DOCUMENT EXCERPT:
-------------------------

|By Ralph Grabowski, May 6, 2014|
Global eTraining is an online training solutions center with courses for Autodesk certification, in addition to ones for Microsoft and other professional skills, and custom training development. The company is five years old, and is built on 25 years of experience in running Digital School, a computer-based training center and technical design college in Edmonton, Canada. It is an Autodesk Training Center, and resells its courses through 50 Autodesk resellers and VARS, as well as directly to professional users, AEC design firms, and educational institutions. The company recently marked the milestone of selling 100,000 seats.
CEO Susan Brattberg looked at what other training firms had done, mostly video tutorials or online PDFs, but decided that her company should make an online teaching system of its own. The idea was to replicate the classroom experience online, and so this meant keeping static material to a minimum. The result was a system that combines visual, aural, read-write, and kinaesthetic (tactile) elements for students see, hear, read-write, and perform actions (see figure 1).
Figure 1: Global eTraining's training system engages all areas of learning
The company takes a course, and then breaks it into bite-size pieces. Audio, video, and interactivity are added through clicking and hovering areas of the screen. Then the interface receives integrated message boards, contests, and other outside sources, like Wikis.
The Global eTraining (GeT) software supports a variety of quiz formats, and can determine when questions are answered wrong too often; this can mean questions were worded poorly, and so can be fixed. It tracks grades, quiz scores, and competencies, and it can be set up to pre-assign materials, deliver sessions, interact with lectures, and provide takeaways for after the class.
By engaging the human senses through audio, video, text, social, and testing, Global eTraining feels its interactive courses have a better rate of course-completion and knowledge-retention than other types of online learning. Recently, the Software and Information Industry Association presented the CODiE Award to the GeT system for Best Corporate Learning/Workforce Development Solution.
BIM and other advanced systems are far ahead of where most CAD users are at today. I know from my experience in training that many CAD users tend to know just basic concepts. Online training would let them train when there are gaps in the workflow, or when they need to learn a new concept.
Training has gone to the Web for the same reason that businesses moved from in-person meetings to WebEx and GoToMeeting: to eliminate the cost and time of travel, and to fit meetings (or training) into an hour or so, a more convenient schedule than taking a one or more full days.
Scheduling classroom training for new and quickly growing companies is solved by going to the Web:
The result is that online training becomes more efficient as it reaches a broader audience than traditional classroom training. The cost is now a few hundred dollars per person, for what previously might have been worth $15,000. So how much does Global eTraining charge?
Global eTraining's system is like pyramid, with software basics as the foundation, upon which are perched professional upgrades, then the targeting of specific workflows, and finally custom development. The pricing begins at $299 for a single course. After this, the per-course price drops dramatically. For instance, an entire series is $499 and an entire Professional Library with thousands of hours of course content is $699. Volume discounts begin with five users from the same firm, and then grow to encompass more. The company works with multi-national AEC firms who train thousands of users across the globe (see figure 2).

-------------------------

SET EXERCISE 1:
Do these statements agree with the Global eTraining article? For each, answer yes or no and quote the deciding words. (a) The company is ten years old. (b) A single course is priced from $299. (c) Volume discounts start at ten users from one firm.
The Global eTraining article and the listing after it are unrelated material.

-------------------------

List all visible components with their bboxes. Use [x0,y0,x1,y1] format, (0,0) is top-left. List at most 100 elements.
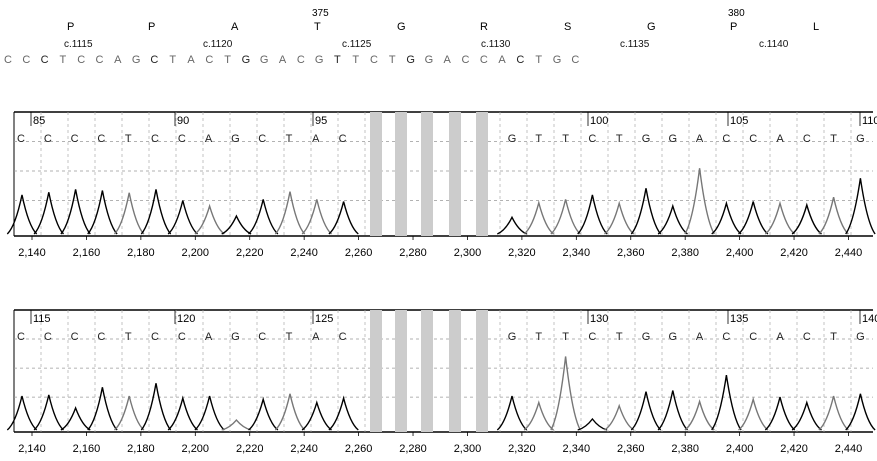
ref-nucleotide: C [96,54,104,66]
ref-nucleotide: T [352,54,359,66]
base-call: G [231,331,240,343]
axis-tick-label: 2,240 [290,443,318,455]
gap-bar [449,112,461,236]
base-call: C [71,331,79,343]
ref-nucleotide: G [553,54,562,66]
base-call: G [856,331,865,343]
cdna-c1130: c.1130 [481,39,511,50]
ref-nucleotide: G [260,54,269,66]
base-call: T [125,133,132,145]
trace-peak [87,387,118,431]
axis-tick-label: 2,260 [345,443,373,455]
base-call: C [17,133,25,145]
base-position-label: 90 [177,115,189,127]
base-call: C [97,133,105,145]
axis-tick-label: 2,340 [563,443,591,455]
ref-nucleotide: G [242,54,251,66]
trace-peak [657,390,689,431]
axis-tick-label: 2,180 [127,443,155,455]
ref-nucleotide: C [150,54,158,66]
base-call: T [616,133,623,145]
ref-nucleotide: A [498,54,506,66]
base-call: C [803,133,811,145]
gap-bar [370,112,382,236]
base-call: G [508,331,517,343]
ref-nucleotide: G [132,54,141,66]
axis-tick-label: 2,140 [18,247,46,259]
ref-nucleotide: C [571,54,579,66]
aa-G1: G [397,21,406,33]
ref-nucleotide: C [462,54,470,66]
ref-nucleotide: A [444,54,452,66]
trace-peak [194,203,225,235]
trace-peak [604,403,635,431]
base-call: T [535,331,542,343]
trace-peak [496,395,528,431]
ref-nucleotide: C [77,54,85,66]
ref-nucleotide: G [406,54,415,66]
aa-T: T [314,21,321,33]
base-call: T [562,331,569,343]
trace-peak [577,194,608,235]
base-call: T [562,133,569,145]
axis-tick-label: 2,180 [127,247,155,259]
trace-peak [818,197,849,235]
base-call: C [722,133,730,145]
base-call: T [830,133,837,145]
base-call: C [71,133,79,145]
trace-peak [328,395,359,431]
aa-S: S [564,21,571,33]
trace-peak [221,214,252,235]
gap-bar [476,310,488,432]
axis-tick-label: 2,160 [73,247,101,259]
trace-peak [301,199,332,235]
base-call: G [642,133,651,145]
base-call: G [508,133,517,145]
trace-peak [113,192,145,235]
base-call: C [258,331,266,343]
trace-peak [684,168,715,235]
axis-tick-label: 2,420 [780,247,808,259]
ref-nucleotide: C [41,54,49,66]
base-call: G [669,331,678,343]
trace-peak [248,396,279,431]
base-call: C [44,133,52,145]
base-call: C [17,331,25,343]
trace-peak [6,395,38,431]
trace-peak [140,189,172,235]
base-position-label: 130 [590,313,608,325]
ref-nucleotide: C [205,54,213,66]
aa-A: A [231,21,239,33]
ref-nucleotide: C [370,54,378,66]
base-call: A [205,133,213,145]
base-call: G [856,133,865,145]
trace-peak [764,396,796,431]
base-call: C [151,331,159,343]
trace-peak [6,194,38,235]
base-call: C [44,331,52,343]
gap-bar [395,310,407,432]
base-call: A [696,331,704,343]
axis-tick-label: 2,320 [508,443,536,455]
base-call: C [749,331,757,343]
base-call: C [178,133,186,145]
base-call: C [178,331,186,343]
axis-tick-label: 2,440 [835,247,863,259]
ref-nucleotide: C [516,54,524,66]
base-call: A [776,331,784,343]
trace-peak [738,396,769,431]
axis-tick-label: 2,260 [345,247,373,259]
trace-peak [818,395,849,431]
gap-bar [476,112,488,236]
trace-peak [167,395,198,431]
ref-nucleotide: T [334,54,341,66]
trace-peak [194,395,225,431]
base-call: C [97,331,105,343]
gap-bar [395,112,407,236]
axis-tick-label: 2,220 [236,443,264,455]
base-call: G [669,133,678,145]
base-position-label: 120 [177,313,195,325]
ref-nucleotide: C [480,54,488,66]
base-call: A [312,133,320,145]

-------------------------

SET EXERCISE 2:
In the listing, rewrite the lines between the one holding "ref-nucleotide: C [96,54,104,66]" and the one holding "aa-S: S [564,21,571,33]", inclusive, with "gap-bar" changed to "gap-segment" and nothing else altered. Give only those lines.

WRITTEN SOLUTION 1:
(a) No: "The company is five years old"
(b) Yes: "The pricing begins at $299 for a single course."
(c) No: "Volume discounts begin with five users from the same firm"

WRITTEN SOLUTION 2:
ref-nucleotide: C [96,54,104,66]
ref-nucleotide: T [352,54,359,66]
base-call: G [231,331,240,343]
axis-tick-label: 2,240 [290,443,318,455]
gap-segment [449,112,461,236]
base-call: C [71,331,79,343]
ref-nucleotide: G [553,54,562,66]
base-call: G [856,331,865,343]
cdna-c1130: c.1130 [481,39,511,50]
ref-nucleotide: G [260,54,269,66]
base-call: T [125,133,132,145]
trace-peak [87,387,118,431]
axis-tick-label: 2,260 [345,443,373,455]
base-call: C [17,133,25,145]
base-position-label: 90 [177,115,189,127]
base-call: C [97,133,105,145]
axis-tick-label: 2,340 [563,443,591,455]
ref-nucleotide: G [242,54,251,66]
trace-peak [657,390,689,431]
axis-tick-label: 2,180 [127,443,155,455]
ref-nucleotide: C [150,54,158,66]
base-call: T [616,133,623,145]
ref-nucleotide: A [498,54,506,66]
base-call: C [803,133,811,145]
gap-segment [370,112,382,236]
base-call: G [508,331,517,343]
ref-nucleotide: G [132,54,141,66]
axis-tick-label: 2,140 [18,247,46,259]
ref-nucleotide: C [571,54,579,66]
aa-G1: G [397,21,406,33]
ref-nucleotide: C [462,54,470,66]
ref-nucleotide: A [444,54,452,66]
trace-peak [194,203,225,235]
trace-peak [604,403,635,431]
base-call: T [535,331,542,343]
trace-peak [496,395,528,431]
ref-nucleotide: C [77,54,85,66]
ref-nucleotide: G [406,54,415,66]
aa-T: T [314,21,321,33]
base-call: T [562,331,569,343]
trace-peak [577,194,608,235]
base-call: T [562,133,569,145]
axis-tick-label: 2,180 [127,247,155,259]
trace-peak [818,197,849,235]
base-call: C [722,133,730,145]
base-call: T [830,133,837,145]
base-call: C [71,133,79,145]
trace-peak [328,395,359,431]
aa-S: S [564,21,571,33]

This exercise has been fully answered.